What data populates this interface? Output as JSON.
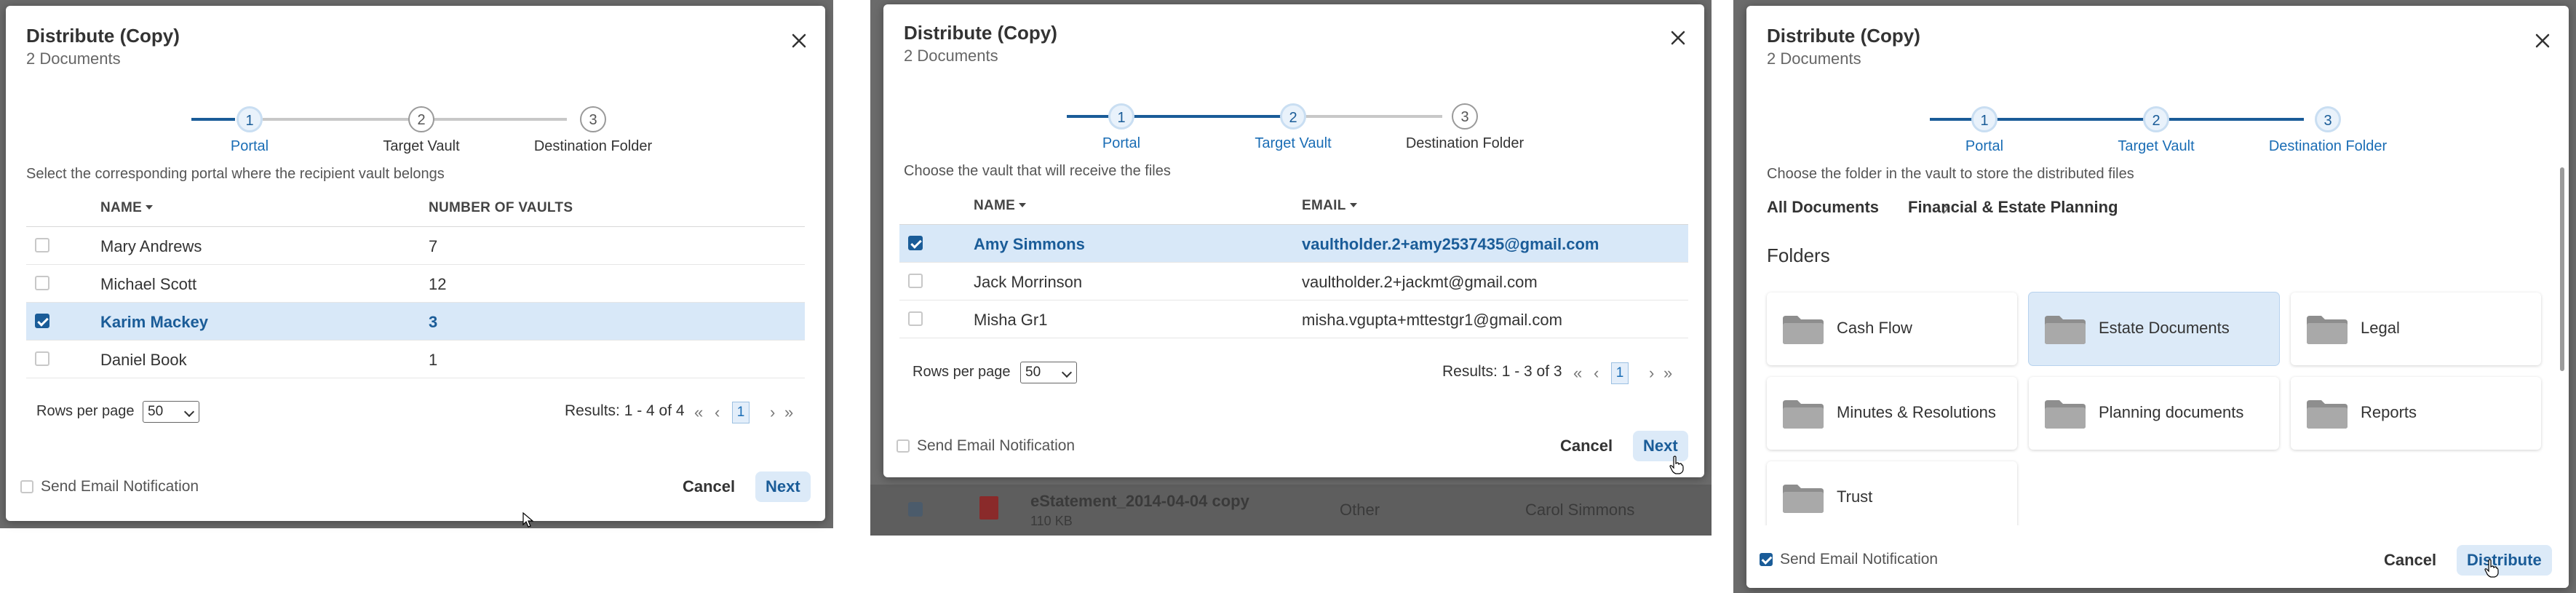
{
  "panel1": {
    "title": "Distribute (Copy)",
    "subtitle": "2 Documents",
    "steps": [
      "Portal",
      "Target Vault",
      "Destination Folder"
    ],
    "step_numbers": [
      "1",
      "2",
      "3"
    ],
    "instruction": "Select the corresponding portal where the recipient vault belongs",
    "columns": [
      "NAME",
      "NUMBER OF VAULTS"
    ],
    "rows": [
      {
        "name": "Mary Andrews",
        "value": "7",
        "selected": false
      },
      {
        "name": "Michael Scott",
        "value": "12",
        "selected": false
      },
      {
        "name": "Karim Mackey",
        "value": "3",
        "selected": true
      },
      {
        "name": "Daniel Book",
        "value": "1",
        "selected": false
      }
    ],
    "rows_per_page_label": "Rows per page",
    "rows_per_page_value": "50",
    "results": "Results: 1 - 4 of 4",
    "page": "1",
    "pager": {
      "first": "«",
      "prev": "‹",
      "next": "›",
      "last": "»"
    },
    "notify_label": "Send Email Notification",
    "notify_checked": false,
    "cancel": "Cancel",
    "next": "Next"
  },
  "panel2": {
    "title": "Distribute (Copy)",
    "subtitle": "2 Documents",
    "steps": [
      "Portal",
      "Target Vault",
      "Destination Folder"
    ],
    "step_numbers": [
      "1",
      "2",
      "3"
    ],
    "instruction": "Choose the vault that will receive the files",
    "columns": [
      "NAME",
      "EMAIL"
    ],
    "rows": [
      {
        "name": "Amy Simmons",
        "value": "vaultholder.2+amy2537435@gmail.com",
        "selected": true
      },
      {
        "name": "Jack Morrinson",
        "value": "vaultholder.2+jackmt@gmail.com",
        "selected": false
      },
      {
        "name": "Misha Gr1",
        "value": "misha.vgupta+mttestgr1@gmail.com",
        "selected": false
      }
    ],
    "rows_per_page_label": "Rows per page",
    "rows_per_page_value": "50",
    "results": "Results: 1 - 3 of 3",
    "page": "1",
    "pager": {
      "first": "«",
      "prev": "‹",
      "next": "›",
      "last": "»"
    },
    "notify_label": "Send Email Notification",
    "notify_checked": false,
    "cancel": "Cancel",
    "next": "Next",
    "background_row": {
      "file": "eStatement_2014-04-04 copy",
      "size": "110 KB",
      "type": "Other",
      "owner": "Carol Simmons"
    }
  },
  "panel3": {
    "title": "Distribute (Copy)",
    "subtitle": "2 Documents",
    "steps": [
      "Portal",
      "Target Vault",
      "Destination Folder"
    ],
    "step_numbers": [
      "1",
      "2",
      "3"
    ],
    "instruction": "Choose the folder in the vault to store the distributed files",
    "breadcrumb": [
      "All Documents",
      "Financial & Estate Planning"
    ],
    "folders_title": "Folders",
    "folders": [
      {
        "name": "Cash Flow",
        "selected": false
      },
      {
        "name": "Estate Documents",
        "selected": true
      },
      {
        "name": "Legal",
        "selected": false
      },
      {
        "name": "Minutes & Resolutions",
        "selected": false
      },
      {
        "name": "Planning documents",
        "selected": false
      },
      {
        "name": "Reports",
        "selected": false
      },
      {
        "name": "Trust",
        "selected": false
      }
    ],
    "notify_label": "Send Email Notification",
    "notify_checked": true,
    "cancel": "Cancel",
    "distribute": "Distribute"
  },
  "colors": {
    "accent": "#1a5c98",
    "accent_light": "#dceaf8",
    "selected_row": "#d8e8f8",
    "backdrop": "#6b6b6b"
  }
}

● ● ● ● ●

[Work to be completed]:
Make an exact copy of the data above, pictures excluded.

[Exercise output]:
What data populates this interface? Output as JSON.
{
  "panel1": {
    "title": "Distribute (Copy)",
    "subtitle": "2 Documents",
    "steps": [
      "Portal",
      "Target Vault",
      "Destination Folder"
    ],
    "step_numbers": [
      "1",
      "2",
      "3"
    ],
    "instruction": "Select the corresponding portal where the recipient vault belongs",
    "columns": [
      "NAME",
      "NUMBER OF VAULTS"
    ],
    "rows": [
      {
        "name": "Mary Andrews",
        "value": "7",
        "selected": false
      },
      {
        "name": "Michael Scott",
        "value": "12",
        "selected": false
      },
      {
        "name": "Karim Mackey",
        "value": "3",
        "selected": true
      },
      {
        "name": "Daniel Book",
        "value": "1",
        "selected": false
      }
    ],
    "rows_per_page_label": "Rows per page",
    "rows_per_page_value": "50",
    "results": "Results: 1 - 4 of 4",
    "page": "1",
    "pager": {
      "first": "«",
      "prev": "‹",
      "next": "›",
      "last": "»"
    },
    "notify_label": "Send Email Notification",
    "notify_checked": false,
    "cancel": "Cancel",
    "next": "Next"
  },
  "panel2": {
    "title": "Distribute (Copy)",
    "subtitle": "2 Documents",
    "steps": [
      "Portal",
      "Target Vault",
      "Destination Folder"
    ],
    "step_numbers": [
      "1",
      "2",
      "3"
    ],
    "instruction": "Choose the vault that will receive the files",
    "columns": [
      "NAME",
      "EMAIL"
    ],
    "rows": [
      {
        "name": "Amy Simmons",
        "value": "vaultholder.2+amy2537435@gmail.com",
        "selected": true
      },
      {
        "name": "Jack Morrinson",
        "value": "vaultholder.2+jackmt@gmail.com",
        "selected": false
      },
      {
        "name": "Misha Gr1",
        "value": "misha.vgupta+mttestgr1@gmail.com",
        "selected": false
      }
    ],
    "rows_per_page_label": "Rows per page",
    "rows_per_page_value": "50",
    "results": "Results: 1 - 3 of 3",
    "page": "1",
    "pager": {
      "first": "«",
      "prev": "‹",
      "next": "›",
      "last": "»"
    },
    "notify_label": "Send Email Notification",
    "notify_checked": false,
    "cancel": "Cancel",
    "next": "Next",
    "background_row": {
      "file": "eStatement_2014-04-04 copy",
      "size": "110 KB",
      "type": "Other",
      "owner": "Carol Simmons"
    }
  },
  "panel3": {
    "title": "Distribute (Copy)",
    "subtitle": "2 Documents",
    "steps": [
      "Portal",
      "Target Vault",
      "Destination Folder"
    ],
    "step_numbers": [
      "1",
      "2",
      "3"
    ],
    "instruction": "Choose the folder in the vault to store the distributed files",
    "breadcrumb": [
      "All Documents",
      "Financial & Estate Planning"
    ],
    "folders_title": "Folders",
    "folders": [
      {
        "name": "Cash Flow",
        "selected": false
      },
      {
        "name": "Estate Documents",
        "selected": true
      },
      {
        "name": "Legal",
        "selected": false
      },
      {
        "name": "Minutes & Resolutions",
        "selected": false
      },
      {
        "name": "Planning documents",
        "selected": false
      },
      {
        "name": "Reports",
        "selected": false
      },
      {
        "name": "Trust",
        "selected": false
      }
    ],
    "notify_label": "Send Email Notification",
    "notify_checked": true,
    "cancel": "Cancel",
    "distribute": "Distribute"
  },
  "colors": {
    "accent": "#1a5c98",
    "accent_light": "#dceaf8",
    "selected_row": "#d8e8f8",
    "backdrop": "#6b6b6b"
  }
}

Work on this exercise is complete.